┏━━

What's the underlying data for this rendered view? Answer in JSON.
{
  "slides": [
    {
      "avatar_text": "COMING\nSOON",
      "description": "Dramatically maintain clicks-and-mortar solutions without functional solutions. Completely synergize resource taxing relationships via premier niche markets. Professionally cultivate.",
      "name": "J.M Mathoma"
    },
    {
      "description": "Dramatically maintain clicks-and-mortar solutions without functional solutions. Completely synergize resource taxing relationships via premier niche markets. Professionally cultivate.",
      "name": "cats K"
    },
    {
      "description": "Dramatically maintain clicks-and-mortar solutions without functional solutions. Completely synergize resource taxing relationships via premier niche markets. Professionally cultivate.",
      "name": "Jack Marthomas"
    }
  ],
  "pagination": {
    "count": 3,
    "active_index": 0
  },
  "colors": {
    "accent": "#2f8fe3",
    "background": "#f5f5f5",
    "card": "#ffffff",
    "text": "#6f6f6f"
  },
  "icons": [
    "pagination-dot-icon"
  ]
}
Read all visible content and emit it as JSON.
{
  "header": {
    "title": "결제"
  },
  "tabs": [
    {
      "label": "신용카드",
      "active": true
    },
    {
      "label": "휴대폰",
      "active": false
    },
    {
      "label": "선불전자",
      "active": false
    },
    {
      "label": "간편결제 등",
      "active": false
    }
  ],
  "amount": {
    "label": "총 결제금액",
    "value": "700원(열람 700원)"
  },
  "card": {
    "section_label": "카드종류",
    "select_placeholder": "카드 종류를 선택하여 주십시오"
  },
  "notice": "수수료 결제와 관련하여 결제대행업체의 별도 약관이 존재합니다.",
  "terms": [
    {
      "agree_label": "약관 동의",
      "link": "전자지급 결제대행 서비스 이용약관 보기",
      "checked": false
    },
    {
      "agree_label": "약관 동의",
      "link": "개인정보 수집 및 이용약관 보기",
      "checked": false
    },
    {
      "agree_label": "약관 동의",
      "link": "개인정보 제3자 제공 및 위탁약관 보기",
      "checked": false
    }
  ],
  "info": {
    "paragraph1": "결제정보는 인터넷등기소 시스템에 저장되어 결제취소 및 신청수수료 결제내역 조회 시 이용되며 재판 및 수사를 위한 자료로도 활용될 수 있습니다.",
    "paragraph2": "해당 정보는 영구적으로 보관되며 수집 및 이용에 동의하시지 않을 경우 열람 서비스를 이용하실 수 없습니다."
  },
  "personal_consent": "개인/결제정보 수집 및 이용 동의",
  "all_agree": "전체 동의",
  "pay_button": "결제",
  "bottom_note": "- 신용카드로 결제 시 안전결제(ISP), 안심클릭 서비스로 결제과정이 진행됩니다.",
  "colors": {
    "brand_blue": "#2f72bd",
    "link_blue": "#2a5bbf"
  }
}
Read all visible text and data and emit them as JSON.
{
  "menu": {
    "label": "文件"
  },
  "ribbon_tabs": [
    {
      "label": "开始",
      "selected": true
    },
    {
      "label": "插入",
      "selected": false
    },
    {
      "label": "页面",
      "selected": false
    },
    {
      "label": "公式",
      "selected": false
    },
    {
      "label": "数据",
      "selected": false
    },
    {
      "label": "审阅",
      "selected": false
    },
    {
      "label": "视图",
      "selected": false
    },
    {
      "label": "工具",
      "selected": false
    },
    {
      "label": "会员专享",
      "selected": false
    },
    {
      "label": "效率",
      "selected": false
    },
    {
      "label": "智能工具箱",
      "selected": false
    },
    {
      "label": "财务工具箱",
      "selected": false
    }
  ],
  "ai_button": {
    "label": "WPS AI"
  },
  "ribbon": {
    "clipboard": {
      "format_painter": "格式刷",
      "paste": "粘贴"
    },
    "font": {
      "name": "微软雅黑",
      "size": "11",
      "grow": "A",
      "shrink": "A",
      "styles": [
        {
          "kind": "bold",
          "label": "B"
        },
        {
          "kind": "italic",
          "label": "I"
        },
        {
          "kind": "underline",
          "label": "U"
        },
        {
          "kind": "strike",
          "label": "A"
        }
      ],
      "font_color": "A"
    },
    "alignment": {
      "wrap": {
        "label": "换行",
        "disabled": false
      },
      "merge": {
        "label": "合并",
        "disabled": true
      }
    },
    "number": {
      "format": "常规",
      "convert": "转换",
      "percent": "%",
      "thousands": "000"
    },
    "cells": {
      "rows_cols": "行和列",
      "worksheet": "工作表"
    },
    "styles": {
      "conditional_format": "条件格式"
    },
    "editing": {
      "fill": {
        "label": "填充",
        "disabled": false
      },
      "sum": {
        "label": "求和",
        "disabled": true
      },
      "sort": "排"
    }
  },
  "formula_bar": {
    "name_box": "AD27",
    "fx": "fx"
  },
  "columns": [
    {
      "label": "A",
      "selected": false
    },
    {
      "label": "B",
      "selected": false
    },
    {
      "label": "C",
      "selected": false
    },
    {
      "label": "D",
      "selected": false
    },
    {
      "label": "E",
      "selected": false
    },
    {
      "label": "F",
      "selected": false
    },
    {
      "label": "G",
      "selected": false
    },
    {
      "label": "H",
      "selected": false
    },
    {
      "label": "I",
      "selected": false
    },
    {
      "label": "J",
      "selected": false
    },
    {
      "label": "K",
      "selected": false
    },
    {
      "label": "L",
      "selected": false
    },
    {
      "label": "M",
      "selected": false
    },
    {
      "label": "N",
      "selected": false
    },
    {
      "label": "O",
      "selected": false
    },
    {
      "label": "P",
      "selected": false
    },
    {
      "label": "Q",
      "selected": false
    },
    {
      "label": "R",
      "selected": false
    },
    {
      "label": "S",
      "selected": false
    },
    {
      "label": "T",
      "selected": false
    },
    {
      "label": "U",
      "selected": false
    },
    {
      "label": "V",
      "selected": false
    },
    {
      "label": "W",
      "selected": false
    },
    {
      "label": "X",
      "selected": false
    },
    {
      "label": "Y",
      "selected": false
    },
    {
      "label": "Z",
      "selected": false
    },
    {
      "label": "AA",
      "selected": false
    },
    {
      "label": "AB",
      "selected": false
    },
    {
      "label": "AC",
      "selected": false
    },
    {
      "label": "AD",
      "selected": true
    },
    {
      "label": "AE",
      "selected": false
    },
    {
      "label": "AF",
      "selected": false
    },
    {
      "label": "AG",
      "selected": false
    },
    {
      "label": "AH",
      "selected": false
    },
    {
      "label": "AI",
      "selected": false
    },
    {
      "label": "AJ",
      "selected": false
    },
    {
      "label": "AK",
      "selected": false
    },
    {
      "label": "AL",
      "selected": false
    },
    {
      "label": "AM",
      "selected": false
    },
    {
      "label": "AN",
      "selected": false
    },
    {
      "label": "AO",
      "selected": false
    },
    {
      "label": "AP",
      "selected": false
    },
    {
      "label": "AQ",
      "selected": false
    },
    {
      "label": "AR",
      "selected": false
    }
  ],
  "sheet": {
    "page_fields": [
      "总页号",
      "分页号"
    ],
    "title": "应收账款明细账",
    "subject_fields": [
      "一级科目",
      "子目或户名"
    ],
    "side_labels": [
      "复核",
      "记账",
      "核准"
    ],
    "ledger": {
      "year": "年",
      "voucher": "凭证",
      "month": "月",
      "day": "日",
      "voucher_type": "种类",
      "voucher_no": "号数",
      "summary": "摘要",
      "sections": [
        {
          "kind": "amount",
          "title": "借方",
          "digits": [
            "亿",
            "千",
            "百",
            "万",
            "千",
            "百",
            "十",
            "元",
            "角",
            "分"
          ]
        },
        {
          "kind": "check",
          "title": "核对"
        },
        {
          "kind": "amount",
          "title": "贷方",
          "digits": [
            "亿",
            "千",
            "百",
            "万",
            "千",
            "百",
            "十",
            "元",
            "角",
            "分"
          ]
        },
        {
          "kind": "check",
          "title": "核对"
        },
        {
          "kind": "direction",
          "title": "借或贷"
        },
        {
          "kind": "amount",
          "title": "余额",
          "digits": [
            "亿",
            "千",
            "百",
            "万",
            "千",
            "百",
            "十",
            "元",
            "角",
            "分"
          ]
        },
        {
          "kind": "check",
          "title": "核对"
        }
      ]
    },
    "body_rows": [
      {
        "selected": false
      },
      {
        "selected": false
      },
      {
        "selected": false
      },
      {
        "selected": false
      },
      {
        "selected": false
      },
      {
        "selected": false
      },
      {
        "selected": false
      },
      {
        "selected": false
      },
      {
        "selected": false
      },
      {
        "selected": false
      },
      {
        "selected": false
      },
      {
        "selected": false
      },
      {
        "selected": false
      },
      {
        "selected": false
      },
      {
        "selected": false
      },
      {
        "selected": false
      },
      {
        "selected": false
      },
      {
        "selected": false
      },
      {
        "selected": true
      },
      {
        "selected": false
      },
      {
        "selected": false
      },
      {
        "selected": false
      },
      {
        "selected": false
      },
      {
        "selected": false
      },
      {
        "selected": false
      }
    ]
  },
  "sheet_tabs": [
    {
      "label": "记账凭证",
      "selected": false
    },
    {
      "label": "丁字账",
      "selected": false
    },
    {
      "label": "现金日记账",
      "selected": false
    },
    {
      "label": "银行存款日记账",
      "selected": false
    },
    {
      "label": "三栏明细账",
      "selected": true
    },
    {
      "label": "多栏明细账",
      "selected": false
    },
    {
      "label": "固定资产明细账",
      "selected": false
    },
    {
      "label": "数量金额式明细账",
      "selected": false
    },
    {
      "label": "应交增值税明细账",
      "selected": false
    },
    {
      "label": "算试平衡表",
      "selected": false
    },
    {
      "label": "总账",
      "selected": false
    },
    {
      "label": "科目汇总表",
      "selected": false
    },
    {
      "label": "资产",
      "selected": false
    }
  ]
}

┗━━

### WHAT IS NEEDED
Leave out every line without the string "개인정보" and copy the rest.

### ANSWER TO THE EXERCISE
      "link": "개인정보 수집 및 이용약관 보기",
      "link": "개인정보 제3자 제공 및 위탁약관 보기",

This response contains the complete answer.